(WHAT NEEDS TO BE DONE):
Find "Output a JSON" in the data, then restate the line it sits in and every later line word for word, ending with the last line.

(GIVEN RECORDS):
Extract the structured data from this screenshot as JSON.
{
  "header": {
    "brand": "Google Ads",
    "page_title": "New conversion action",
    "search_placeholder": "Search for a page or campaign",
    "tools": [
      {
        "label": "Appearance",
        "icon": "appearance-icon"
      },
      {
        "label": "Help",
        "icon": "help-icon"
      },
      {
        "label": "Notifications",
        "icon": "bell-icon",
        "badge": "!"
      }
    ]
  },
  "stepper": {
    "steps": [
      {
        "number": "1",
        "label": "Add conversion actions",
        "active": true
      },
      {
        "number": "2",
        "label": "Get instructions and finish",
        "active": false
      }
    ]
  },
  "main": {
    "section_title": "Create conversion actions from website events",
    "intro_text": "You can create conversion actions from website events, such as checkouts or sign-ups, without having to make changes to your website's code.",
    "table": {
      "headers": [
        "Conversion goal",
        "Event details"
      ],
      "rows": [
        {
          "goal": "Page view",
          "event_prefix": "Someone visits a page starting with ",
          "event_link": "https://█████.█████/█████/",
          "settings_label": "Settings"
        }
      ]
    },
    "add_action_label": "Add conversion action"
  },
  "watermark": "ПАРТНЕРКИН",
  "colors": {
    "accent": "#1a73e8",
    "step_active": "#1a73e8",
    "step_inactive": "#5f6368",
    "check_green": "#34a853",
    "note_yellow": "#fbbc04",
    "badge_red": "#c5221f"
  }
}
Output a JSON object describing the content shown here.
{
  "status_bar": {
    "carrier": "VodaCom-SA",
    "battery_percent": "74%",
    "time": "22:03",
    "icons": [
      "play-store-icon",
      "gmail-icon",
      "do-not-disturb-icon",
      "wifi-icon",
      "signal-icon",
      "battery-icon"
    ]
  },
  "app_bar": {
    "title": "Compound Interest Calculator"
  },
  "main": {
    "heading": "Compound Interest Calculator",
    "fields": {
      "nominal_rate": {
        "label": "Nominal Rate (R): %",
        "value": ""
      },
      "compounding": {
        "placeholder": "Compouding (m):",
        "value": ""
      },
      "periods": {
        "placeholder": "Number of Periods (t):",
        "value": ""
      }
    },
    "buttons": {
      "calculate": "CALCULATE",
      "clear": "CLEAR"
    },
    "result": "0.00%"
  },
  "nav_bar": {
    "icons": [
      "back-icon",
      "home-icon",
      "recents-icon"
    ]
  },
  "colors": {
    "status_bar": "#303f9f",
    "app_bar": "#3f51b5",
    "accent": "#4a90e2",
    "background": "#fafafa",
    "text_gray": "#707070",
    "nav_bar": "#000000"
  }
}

(ANSWER TO THIS EXERCISE):
Output a JSON object describing the content shown here.
{
  "status_bar": {
    "carrier": "VodaCom-SA",
    "battery_percent": "74%",
    "time": "22:03",
    "icons": [
      "play-store-icon",
      "gmail-icon",
      "do-not-disturb-icon",
      "wifi-icon",
      "signal-icon",
      "battery-icon"
    ]
  },
  "app_bar": {
    "title": "Compound Interest Calculator"
  },
  "main": {
    "heading": "Compound Interest Calculator",
    "fields": {
      "nominal_rate": {
        "label": "Nominal Rate (R): %",
        "value": ""
      },
      "compounding": {
        "placeholder": "Compouding (m):",
        "value": ""
      },
      "periods": {
        "placeholder": "Number of Periods (t):",
        "value": ""
      }
    },
    "buttons": {
      "calculate": "CALCULATE",
      "clear": "CLEAR"
    },
    "result": "0.00%"
  },
  "nav_bar": {
    "icons": [
      "back-icon",
      "home-icon",
      "recents-icon"
    ]
  },
  "colors": {
    "status_bar": "#303f9f",
    "app_bar": "#3f51b5",
    "accent": "#4a90e2",
    "background": "#fafafa",
    "text_gray": "#707070",
    "nav_bar": "#000000"
  }
}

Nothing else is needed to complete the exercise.